> _Records for the exercise_
** Begin **

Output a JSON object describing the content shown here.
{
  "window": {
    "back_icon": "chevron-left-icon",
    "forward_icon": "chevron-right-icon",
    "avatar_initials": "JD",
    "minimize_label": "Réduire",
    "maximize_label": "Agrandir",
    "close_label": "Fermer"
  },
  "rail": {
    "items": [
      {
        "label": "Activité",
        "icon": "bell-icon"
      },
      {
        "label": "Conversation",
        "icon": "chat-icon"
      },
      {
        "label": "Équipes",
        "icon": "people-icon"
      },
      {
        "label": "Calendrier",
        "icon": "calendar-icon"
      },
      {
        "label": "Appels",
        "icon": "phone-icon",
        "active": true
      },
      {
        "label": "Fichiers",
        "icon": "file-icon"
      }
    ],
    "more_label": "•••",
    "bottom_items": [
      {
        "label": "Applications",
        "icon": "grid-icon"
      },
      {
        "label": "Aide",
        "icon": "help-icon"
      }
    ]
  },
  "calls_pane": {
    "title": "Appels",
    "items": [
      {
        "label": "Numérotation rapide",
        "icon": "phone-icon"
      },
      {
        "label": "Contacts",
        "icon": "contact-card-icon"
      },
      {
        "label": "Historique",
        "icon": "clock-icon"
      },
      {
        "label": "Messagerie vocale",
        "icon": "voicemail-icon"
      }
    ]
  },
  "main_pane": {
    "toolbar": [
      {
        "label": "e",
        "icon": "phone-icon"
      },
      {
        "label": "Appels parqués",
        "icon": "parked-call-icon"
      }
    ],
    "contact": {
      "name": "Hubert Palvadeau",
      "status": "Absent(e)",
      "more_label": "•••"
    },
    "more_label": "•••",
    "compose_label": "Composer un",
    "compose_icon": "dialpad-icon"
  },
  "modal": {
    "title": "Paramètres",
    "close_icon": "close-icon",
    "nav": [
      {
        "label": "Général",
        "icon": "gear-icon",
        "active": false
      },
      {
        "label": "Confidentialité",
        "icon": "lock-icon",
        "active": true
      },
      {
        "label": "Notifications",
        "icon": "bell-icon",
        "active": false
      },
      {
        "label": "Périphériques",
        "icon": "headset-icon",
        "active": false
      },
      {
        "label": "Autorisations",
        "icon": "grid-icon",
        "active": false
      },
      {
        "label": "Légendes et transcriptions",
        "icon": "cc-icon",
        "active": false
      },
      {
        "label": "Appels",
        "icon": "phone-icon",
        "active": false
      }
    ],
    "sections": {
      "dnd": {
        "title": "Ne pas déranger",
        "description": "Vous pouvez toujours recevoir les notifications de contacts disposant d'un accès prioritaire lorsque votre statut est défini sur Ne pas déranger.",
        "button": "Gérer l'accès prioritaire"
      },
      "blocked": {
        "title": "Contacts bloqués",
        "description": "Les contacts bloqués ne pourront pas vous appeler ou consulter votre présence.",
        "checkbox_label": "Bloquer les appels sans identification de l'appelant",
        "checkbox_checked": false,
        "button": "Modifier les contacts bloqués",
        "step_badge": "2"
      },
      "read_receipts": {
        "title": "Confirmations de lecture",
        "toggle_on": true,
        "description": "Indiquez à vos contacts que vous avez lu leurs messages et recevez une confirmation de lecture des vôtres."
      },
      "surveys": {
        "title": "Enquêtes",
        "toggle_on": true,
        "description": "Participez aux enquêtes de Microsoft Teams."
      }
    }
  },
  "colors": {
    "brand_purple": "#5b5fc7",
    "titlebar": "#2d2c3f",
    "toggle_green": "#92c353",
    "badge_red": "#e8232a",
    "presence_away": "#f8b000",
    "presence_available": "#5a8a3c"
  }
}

** End **

> _Task prompt_
Give the listing again, word for word.

> _Response_
Output a JSON object describing the content shown here.
{
  "window": {
    "back_icon": "chevron-left-icon",
    "forward_icon": "chevron-right-icon",
    "avatar_initials": "JD",
    "minimize_label": "Réduire",
    "maximize_label": "Agrandir",
    "close_label": "Fermer"
  },
  "rail": {
    "items": [
      {
        "label": "Activité",
        "icon": "bell-icon"
      },
      {
        "label": "Conversation",
        "icon": "chat-icon"
      },
      {
        "label": "Équipes",
        "icon": "people-icon"
      },
      {
        "label": "Calendrier",
        "icon": "calendar-icon"
      },
      {
        "label": "Appels",
        "icon": "phone-icon",
        "active": true
      },
      {
        "label": "Fichiers",
        "icon": "file-icon"
      }
    ],
    "more_label": "•••",
    "bottom_items": [
      {
        "label": "Applications",
        "icon": "grid-icon"
      },
      {
        "label": "Aide",
        "icon": "help-icon"
      }
    ]
  },
  "calls_pane": {
    "title": "Appels",
    "items": [
      {
        "label": "Numérotation rapide",
        "icon": "phone-icon"
      },
      {
        "label": "Contacts",
        "icon": "contact-card-icon"
      },
      {
        "label": "Historique",
        "icon": "clock-icon"
      },
      {
        "label": "Messagerie vocale",
        "icon": "voicemail-icon"
      }
    ]
  },
  "main_pane": {
    "toolbar": [
      {
        "label": "e",
        "icon": "phone-icon"
      },
      {
        "label": "Appels parqués",
        "icon": "parked-call-icon"
      }
    ],
    "contact": {
      "name": "Hubert Palvadeau",
      "status": "Absent(e)",
      "more_label": "•••"
    },
    "more_label": "•••",
    "compose_label": "Composer un",
    "compose_icon": "dialpad-icon"
  },
  "modal": {
    "title": "Paramètres",
    "close_icon": "close-icon",
    "nav": [
      {
        "label": "Général",
        "icon": "gear-icon",
        "active": false
      },
      {
        "label": "Confidentialité",
        "icon": "lock-icon",
        "active": true
      },
      {
        "label": "Notifications",
        "icon": "bell-icon",
        "active": false
      },
      {
        "label": "Périphériques",
        "icon": "headset-icon",
        "active": false
      },
      {
        "label": "Autorisations",
        "icon": "grid-icon",
        "active": false
      },
      {
        "label": "Légendes et transcriptions",
        "icon": "cc-icon",
        "active": false
      },
      {
        "label": "Appels",
        "icon": "phone-icon",
        "active": false
      }
    ],
    "sections": {
      "dnd": {
        "title": "Ne pas déranger",
        "description": "Vous pouvez toujours recevoir les notifications de contacts disposant d'un accès prioritaire lorsque votre statut est défini sur Ne pas déranger.",
        "button": "Gérer l'accès prioritaire"
      },
      "blocked": {
        "title": "Contacts bloqués",
        "description": "Les contacts bloqués ne pourront pas vous appeler ou consulter votre présence.",
        "checkbox_label": "Bloquer les appels sans identification de l'appelant",
        "checkbox_checked": false,
        "button": "Modifier les contacts bloqués",
        "step_badge": "2"
      },
      "read_receipts": {
        "title": "Confirmations de lecture",
        "toggle_on": true,
        "description": "Indiquez à vos contacts que vous avez lu leurs messages et recevez une confirmation de lecture des vôtres."
      },
      "surveys": {
        "title": "Enquêtes",
        "toggle_on": true,
        "description": "Participez aux enquêtes de Microsoft Teams."
      }
    }
  },
  "colors": {
    "brand_purple": "#5b5fc7",
    "titlebar": "#2d2c3f",
    "toggle_green": "#92c353",
    "badge_red": "#e8232a",
    "presence_away": "#f8b000",
    "presence_available": "#5a8a3c"
  }
}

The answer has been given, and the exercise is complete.